### Short exercise 1
Set down the stretch of the pixel-to-rem passage from "How to Convert" through "px / root-font-size.", keeping every word the same.

### Document extract

>> START

To convert pixels to rem, divide the pixel value by the root element's font size (16px by default). One rem equals the font size of the html element. With the standard 16px root, 1rem = 16px, 0.875rem = 14px, and 1.25rem = 20px. Rem units are the modern best practice for accessible, responsive web design. Unlike em, rem does not compound — 1.5rem always equals 24px (at a 16px root) regardless of how deeply nested the element is. This predictability makes rem the preferred unit for font sizes, spacing, and layout dimensions in CSS. Converting pixel-based designs to rem is one of the most common tasks in front-end development, and every web developer should be fluent in this conversion. It is also central to design tokens and component libraries, where teams want one root setting to scale an entire interface consistently. A solid px-to-rem workflow makes it easier to support accessibility preferences, keep spacing systems coherent, and avoid brittle magic numbers spread across a stylesheet. That same consistency is why teams often define their spacing and type scales in rem from the start.

How to Convert Pixel to Rem

  1. Check the root font size (default is 16px in all major browsers).
  2. Divide the pixel value by the root font size to get rem.
  3. The formula is: rem = px / root-font-size.
  4. Common conversions at 16px base: 12px = 0.75rem, 14px = 0.875rem, 16px = 1rem, 20px = 1.25rem, 24px = 1.5rem.
  5. If your root is set to something other than 16px (e.g., 10px via the 62.5% trick), use that value as the divisor.

Real-World Examples

A design mockup specifies 18px for subheadings. Convert to rem.
18 / 16 = 1.125rem. Use font-size: 1.125rem in your CSS.
The design calls for 4px border-radius. Should you use rem?

>> END

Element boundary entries

>> START

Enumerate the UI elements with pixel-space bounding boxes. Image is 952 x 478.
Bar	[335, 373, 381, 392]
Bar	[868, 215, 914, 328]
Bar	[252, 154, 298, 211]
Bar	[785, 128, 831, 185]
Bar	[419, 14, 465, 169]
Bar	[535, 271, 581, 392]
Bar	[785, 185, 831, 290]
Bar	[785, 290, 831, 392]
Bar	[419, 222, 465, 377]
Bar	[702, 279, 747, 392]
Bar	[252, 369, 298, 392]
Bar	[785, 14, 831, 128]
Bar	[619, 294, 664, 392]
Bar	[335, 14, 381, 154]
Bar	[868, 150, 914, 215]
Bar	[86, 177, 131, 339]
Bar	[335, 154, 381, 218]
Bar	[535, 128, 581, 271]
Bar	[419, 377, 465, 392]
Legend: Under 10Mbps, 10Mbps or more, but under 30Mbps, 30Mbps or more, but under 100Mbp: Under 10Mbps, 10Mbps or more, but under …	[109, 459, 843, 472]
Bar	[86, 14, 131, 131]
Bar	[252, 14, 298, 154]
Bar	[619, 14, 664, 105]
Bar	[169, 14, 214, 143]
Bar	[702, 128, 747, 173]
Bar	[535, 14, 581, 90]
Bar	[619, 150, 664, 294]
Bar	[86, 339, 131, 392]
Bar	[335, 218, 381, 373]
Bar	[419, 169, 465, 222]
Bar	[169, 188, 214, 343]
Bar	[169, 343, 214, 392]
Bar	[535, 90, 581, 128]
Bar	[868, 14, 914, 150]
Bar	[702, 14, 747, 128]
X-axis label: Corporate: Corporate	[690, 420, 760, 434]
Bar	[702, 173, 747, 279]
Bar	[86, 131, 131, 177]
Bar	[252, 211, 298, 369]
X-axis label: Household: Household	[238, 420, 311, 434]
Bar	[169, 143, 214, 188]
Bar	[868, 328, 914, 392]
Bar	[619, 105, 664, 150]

>> END

### Short exercise 2
Edit the entries from the start through the line containing "290, 831, 392]" so that "Bar" becomes "Column", with nothing else changed. Return only those lines.

### Worked solution 1
How to Convert Pixel to Rem

  1. Check the root font size (default is 16px in all major browsers).
  2. Divide the pixel value by the root font size to get rem.
  3. The formula is: rem = px / root-font-size.

### Worked solution 2
Enumerate the UI elements with pixel-space bounding boxes. Image is 952 x 478.
Column	[335, 373, 381, 392]
Column	[868, 215, 914, 328]
Column	[252, 154, 298, 211]
Column	[785, 128, 831, 185]
Column	[419, 14, 465, 169]
Column	[535, 271, 581, 392]
Column	[785, 185, 831, 290]
Column	[785, 290, 831, 392]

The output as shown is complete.